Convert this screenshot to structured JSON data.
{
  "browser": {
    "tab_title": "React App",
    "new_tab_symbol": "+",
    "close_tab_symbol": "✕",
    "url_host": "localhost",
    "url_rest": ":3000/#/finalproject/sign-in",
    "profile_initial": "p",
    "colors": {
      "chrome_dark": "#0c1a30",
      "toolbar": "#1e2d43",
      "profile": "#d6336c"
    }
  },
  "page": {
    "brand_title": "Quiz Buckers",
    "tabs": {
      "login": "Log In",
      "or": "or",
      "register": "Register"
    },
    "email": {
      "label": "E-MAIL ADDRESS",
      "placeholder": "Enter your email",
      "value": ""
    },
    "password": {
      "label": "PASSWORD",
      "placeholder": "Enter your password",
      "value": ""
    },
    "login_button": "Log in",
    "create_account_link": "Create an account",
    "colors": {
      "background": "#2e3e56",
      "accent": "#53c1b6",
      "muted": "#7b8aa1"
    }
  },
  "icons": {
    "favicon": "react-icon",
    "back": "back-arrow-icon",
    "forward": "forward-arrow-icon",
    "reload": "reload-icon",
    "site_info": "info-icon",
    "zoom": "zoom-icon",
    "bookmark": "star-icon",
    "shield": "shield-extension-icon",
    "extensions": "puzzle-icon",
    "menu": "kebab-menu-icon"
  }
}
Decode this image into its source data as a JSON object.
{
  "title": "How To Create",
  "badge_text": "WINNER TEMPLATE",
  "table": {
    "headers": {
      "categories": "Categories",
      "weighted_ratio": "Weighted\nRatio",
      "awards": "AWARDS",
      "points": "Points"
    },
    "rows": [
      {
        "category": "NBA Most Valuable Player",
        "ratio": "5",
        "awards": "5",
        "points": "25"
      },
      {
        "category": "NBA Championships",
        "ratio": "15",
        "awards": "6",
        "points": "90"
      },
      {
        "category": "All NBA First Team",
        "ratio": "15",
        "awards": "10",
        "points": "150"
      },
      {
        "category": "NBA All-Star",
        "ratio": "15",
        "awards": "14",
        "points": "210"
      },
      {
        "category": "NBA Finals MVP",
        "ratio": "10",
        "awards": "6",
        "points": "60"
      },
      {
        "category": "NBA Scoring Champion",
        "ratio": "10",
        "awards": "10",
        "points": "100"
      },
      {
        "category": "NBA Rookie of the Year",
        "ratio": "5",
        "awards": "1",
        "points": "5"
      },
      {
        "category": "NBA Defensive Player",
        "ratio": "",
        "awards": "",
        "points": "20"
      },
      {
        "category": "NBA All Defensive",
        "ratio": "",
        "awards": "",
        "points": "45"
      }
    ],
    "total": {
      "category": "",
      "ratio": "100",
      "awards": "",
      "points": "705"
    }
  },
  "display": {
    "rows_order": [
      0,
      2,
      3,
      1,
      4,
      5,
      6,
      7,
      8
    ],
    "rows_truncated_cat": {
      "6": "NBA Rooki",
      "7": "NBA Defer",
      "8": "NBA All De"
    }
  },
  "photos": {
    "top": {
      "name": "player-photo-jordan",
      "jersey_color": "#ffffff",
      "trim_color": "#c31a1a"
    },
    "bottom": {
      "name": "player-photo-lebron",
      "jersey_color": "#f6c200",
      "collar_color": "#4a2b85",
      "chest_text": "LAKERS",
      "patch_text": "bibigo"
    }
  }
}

## EXERCISE GOAL
Look through the entries above. Extract each line with the word "category".

## SOLUTION TO THE EXERCISE
        "category": "NBA Most Valuable Player",
        "category": "NBA Championships",
        "category": "All NBA First Team",
        "category": "NBA All-Star",
        "category": "NBA Finals MVP",
        "category": "NBA Scoring Champion",
        "category": "NBA Rookie of the Year",
        "category": "NBA Defensive Player",
        "category": "NBA All Defensive",
      "category": "",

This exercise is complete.